— begin Source material —

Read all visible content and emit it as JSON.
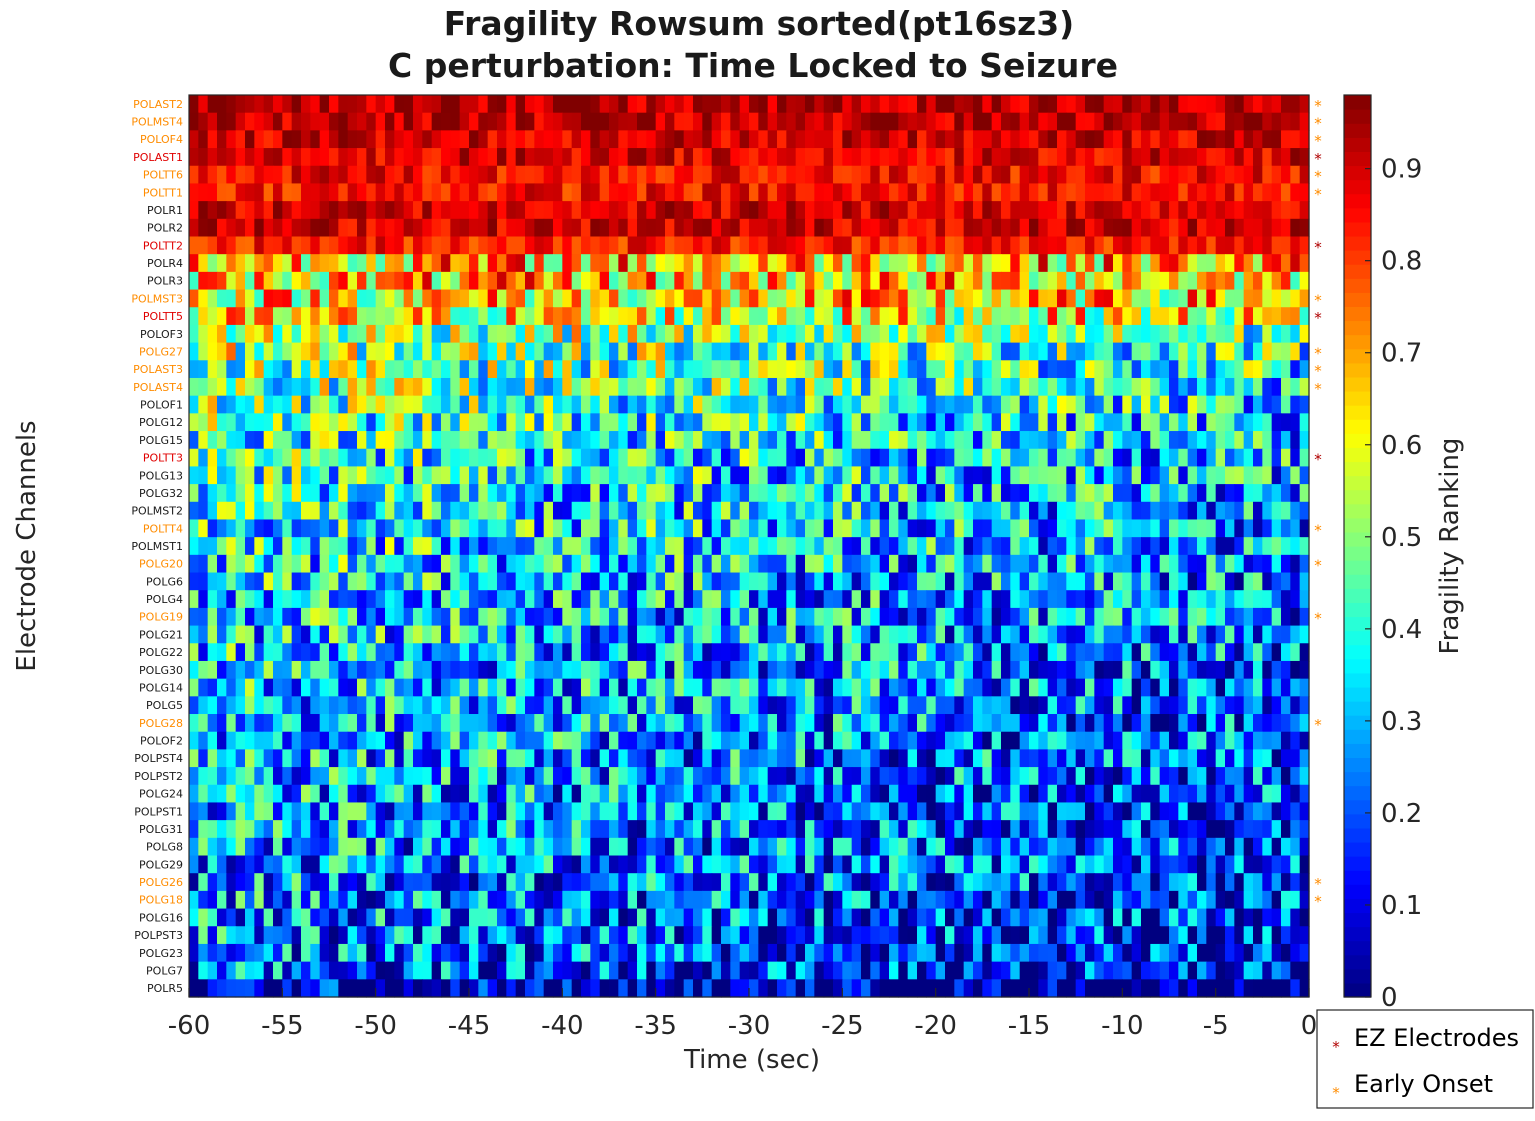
{
  "chart_data": {
    "type": "heatmap",
    "title_line1": "Fragility Rowsum sorted(pt16sz3)",
    "title_line2": "C perturbation:  Time Locked to Seizure",
    "xlabel": "Time (sec)",
    "ylabel": "Electrode Channels",
    "colorbar_label": "Fragility Ranking",
    "colormap": "jet",
    "xlim": [
      -60,
      0
    ],
    "clim": [
      0,
      0.98
    ],
    "x_ticks": [
      "-60",
      "-55",
      "-50",
      "-45",
      "-40",
      "-35",
      "-30",
      "-25",
      "-20",
      "-15",
      "-10",
      "-5",
      "0"
    ],
    "colorbar_ticks": [
      "0",
      "0.1",
      "0.2",
      "0.3",
      "0.4",
      "0.5",
      "0.6",
      "0.7",
      "0.8",
      "0.9"
    ],
    "channels": [
      {
        "name": "POLAST2",
        "type": "early",
        "mean": 0.93
      },
      {
        "name": "POLMST4",
        "type": "early",
        "mean": 0.92
      },
      {
        "name": "POLOF4",
        "type": "early",
        "mean": 0.9
      },
      {
        "name": "POLAST1",
        "type": "ez",
        "mean": 0.89
      },
      {
        "name": "POLTT6",
        "type": "early",
        "mean": 0.86
      },
      {
        "name": "POLTT1",
        "type": "early",
        "mean": 0.85
      },
      {
        "name": "POLR1",
        "type": "none",
        "mean": 0.9
      },
      {
        "name": "POLR2",
        "type": "none",
        "mean": 0.9
      },
      {
        "name": "POLTT2",
        "type": "ez",
        "mean": 0.84
      },
      {
        "name": "POLR4",
        "type": "none",
        "mean": 0.68
      },
      {
        "name": "POLR3",
        "type": "none",
        "mean": 0.66
      },
      {
        "name": "POLMST3",
        "type": "early",
        "mean": 0.64
      },
      {
        "name": "POLTT5",
        "type": "ez",
        "mean": 0.6
      },
      {
        "name": "POLOF3",
        "type": "none",
        "mean": 0.55
      },
      {
        "name": "POLG27",
        "type": "early",
        "mean": 0.52
      },
      {
        "name": "POLAST3",
        "type": "early",
        "mean": 0.5
      },
      {
        "name": "POLAST4",
        "type": "early",
        "mean": 0.49
      },
      {
        "name": "POLOF1",
        "type": "none",
        "mean": 0.46
      },
      {
        "name": "POLG12",
        "type": "none",
        "mean": 0.44
      },
      {
        "name": "POLG15",
        "type": "none",
        "mean": 0.43
      },
      {
        "name": "POLTT3",
        "type": "ez",
        "mean": 0.42
      },
      {
        "name": "POLG13",
        "type": "none",
        "mean": 0.41
      },
      {
        "name": "POLG32",
        "type": "none",
        "mean": 0.4
      },
      {
        "name": "POLMST2",
        "type": "none",
        "mean": 0.39
      },
      {
        "name": "POLTT4",
        "type": "early",
        "mean": 0.39
      },
      {
        "name": "POLMST1",
        "type": "none",
        "mean": 0.38
      },
      {
        "name": "POLG20",
        "type": "early",
        "mean": 0.37
      },
      {
        "name": "POLG6",
        "type": "none",
        "mean": 0.36
      },
      {
        "name": "POLG4",
        "type": "none",
        "mean": 0.35
      },
      {
        "name": "POLG19",
        "type": "early",
        "mean": 0.35
      },
      {
        "name": "POLG21",
        "type": "none",
        "mean": 0.34
      },
      {
        "name": "POLG22",
        "type": "none",
        "mean": 0.34
      },
      {
        "name": "POLG30",
        "type": "none",
        "mean": 0.33
      },
      {
        "name": "POLG14",
        "type": "none",
        "mean": 0.33
      },
      {
        "name": "POLG5",
        "type": "none",
        "mean": 0.32
      },
      {
        "name": "POLG28",
        "type": "early",
        "mean": 0.32
      },
      {
        "name": "POLOF2",
        "type": "none",
        "mean": 0.31
      },
      {
        "name": "POLPST4",
        "type": "none",
        "mean": 0.31
      },
      {
        "name": "POLPST2",
        "type": "none",
        "mean": 0.3
      },
      {
        "name": "POLG24",
        "type": "none",
        "mean": 0.3
      },
      {
        "name": "POLPST1",
        "type": "none",
        "mean": 0.29
      },
      {
        "name": "POLG31",
        "type": "none",
        "mean": 0.29
      },
      {
        "name": "POLG8",
        "type": "none",
        "mean": 0.28
      },
      {
        "name": "POLG29",
        "type": "none",
        "mean": 0.28
      },
      {
        "name": "POLG26",
        "type": "early",
        "mean": 0.27
      },
      {
        "name": "POLG18",
        "type": "early",
        "mean": 0.27
      },
      {
        "name": "POLG16",
        "type": "none",
        "mean": 0.26
      },
      {
        "name": "POLPST3",
        "type": "none",
        "mean": 0.25
      },
      {
        "name": "POLG23",
        "type": "none",
        "mean": 0.24
      },
      {
        "name": "POLG7",
        "type": "none",
        "mean": 0.22
      },
      {
        "name": "POLR5",
        "type": "none",
        "mean": 0.06
      }
    ],
    "label_colors": {
      "ez": "#e00000",
      "early": "#ff8c00",
      "none": "#1a1a1a"
    },
    "marker_colors": {
      "ez": "#b00000",
      "early": "#ff8c00"
    },
    "legend": [
      {
        "label": "EZ Electrodes",
        "type": "ez"
      },
      {
        "label": "Early Onset",
        "type": "early"
      }
    ]
  }
}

— end Source material —

(Brief)
Omit the pictures and output all of the other material exactly.

(Answer in full)
Read all visible content and emit it as JSON.
{
  "chart_data": {
    "type": "heatmap",
    "title_line1": "Fragility Rowsum sorted(pt16sz3)",
    "title_line2": "C perturbation:  Time Locked to Seizure",
    "xlabel": "Time (sec)",
    "ylabel": "Electrode Channels",
    "colorbar_label": "Fragility Ranking",
    "colormap": "jet",
    "xlim": [
      -60,
      0
    ],
    "clim": [
      0,
      0.98
    ],
    "x_ticks": [
      "-60",
      "-55",
      "-50",
      "-45",
      "-40",
      "-35",
      "-30",
      "-25",
      "-20",
      "-15",
      "-10",
      "-5",
      "0"
    ],
    "colorbar_ticks": [
      "0",
      "0.1",
      "0.2",
      "0.3",
      "0.4",
      "0.5",
      "0.6",
      "0.7",
      "0.8",
      "0.9"
    ],
    "channels": [
      {
        "name": "POLAST2",
        "type": "early",
        "mean": 0.93
      },
      {
        "name": "POLMST4",
        "type": "early",
        "mean": 0.92
      },
      {
        "name": "POLOF4",
        "type": "early",
        "mean": 0.9
      },
      {
        "name": "POLAST1",
        "type": "ez",
        "mean": 0.89
      },
      {
        "name": "POLTT6",
        "type": "early",
        "mean": 0.86
      },
      {
        "name": "POLTT1",
        "type": "early",
        "mean": 0.85
      },
      {
        "name": "POLR1",
        "type": "none",
        "mean": 0.9
      },
      {
        "name": "POLR2",
        "type": "none",
        "mean": 0.9
      },
      {
        "name": "POLTT2",
        "type": "ez",
        "mean": 0.84
      },
      {
        "name": "POLR4",
        "type": "none",
        "mean": 0.68
      },
      {
        "name": "POLR3",
        "type": "none",
        "mean": 0.66
      },
      {
        "name": "POLMST3",
        "type": "early",
        "mean": 0.64
      },
      {
        "name": "POLTT5",
        "type": "ez",
        "mean": 0.6
      },
      {
        "name": "POLOF3",
        "type": "none",
        "mean": 0.55
      },
      {
        "name": "POLG27",
        "type": "early",
        "mean": 0.52
      },
      {
        "name": "POLAST3",
        "type": "early",
        "mean": 0.5
      },
      {
        "name": "POLAST4",
        "type": "early",
        "mean": 0.49
      },
      {
        "name": "POLOF1",
        "type": "none",
        "mean": 0.46
      },
      {
        "name": "POLG12",
        "type": "none",
        "mean": 0.44
      },
      {
        "name": "POLG15",
        "type": "none",
        "mean": 0.43
      },
      {
        "name": "POLTT3",
        "type": "ez",
        "mean": 0.42
      },
      {
        "name": "POLG13",
        "type": "none",
        "mean": 0.41
      },
      {
        "name": "POLG32",
        "type": "none",
        "mean": 0.4
      },
      {
        "name": "POLMST2",
        "type": "none",
        "mean": 0.39
      },
      {
        "name": "POLTT4",
        "type": "early",
        "mean": 0.39
      },
      {
        "name": "POLMST1",
        "type": "none",
        "mean": 0.38
      },
      {
        "name": "POLG20",
        "type": "early",
        "mean": 0.37
      },
      {
        "name": "POLG6",
        "type": "none",
        "mean": 0.36
      },
      {
        "name": "POLG4",
        "type": "none",
        "mean": 0.35
      },
      {
        "name": "POLG19",
        "type": "early",
        "mean": 0.35
      },
      {
        "name": "POLG21",
        "type": "none",
        "mean": 0.34
      },
      {
        "name": "POLG22",
        "type": "none",
        "mean": 0.34
      },
      {
        "name": "POLG30",
        "type": "none",
        "mean": 0.33
      },
      {
        "name": "POLG14",
        "type": "none",
        "mean": 0.33
      },
      {
        "name": "POLG5",
        "type": "none",
        "mean": 0.32
      },
      {
        "name": "POLG28",
        "type": "early",
        "mean": 0.32
      },
      {
        "name": "POLOF2",
        "type": "none",
        "mean": 0.31
      },
      {
        "name": "POLPST4",
        "type": "none",
        "mean": 0.31
      },
      {
        "name": "POLPST2",
        "type": "none",
        "mean": 0.3
      },
      {
        "name": "POLG24",
        "type": "none",
        "mean": 0.3
      },
      {
        "name": "POLPST1",
        "type": "none",
        "mean": 0.29
      },
      {
        "name": "POLG31",
        "type": "none",
        "mean": 0.29
      },
      {
        "name": "POLG8",
        "type": "none",
        "mean": 0.28
      },
      {
        "name": "POLG29",
        "type": "none",
        "mean": 0.28
      },
      {
        "name": "POLG26",
        "type": "early",
        "mean": 0.27
      },
      {
        "name": "POLG18",
        "type": "early",
        "mean": 0.27
      },
      {
        "name": "POLG16",
        "type": "none",
        "mean": 0.26
      },
      {
        "name": "POLPST3",
        "type": "none",
        "mean": 0.25
      },
      {
        "name": "POLG23",
        "type": "none",
        "mean": 0.24
      },
      {
        "name": "POLG7",
        "type": "none",
        "mean": 0.22
      },
      {
        "name": "POLR5",
        "type": "none",
        "mean": 0.06
      }
    ],
    "label_colors": {
      "ez": "#e00000",
      "early": "#ff8c00",
      "none": "#1a1a1a"
    },
    "marker_colors": {
      "ez": "#b00000",
      "early": "#ff8c00"
    },
    "legend": [
      {
        "label": "EZ Electrodes",
        "type": "ez"
      },
      {
        "label": "Early Onset",
        "type": "early"
      }
    ]
  }
}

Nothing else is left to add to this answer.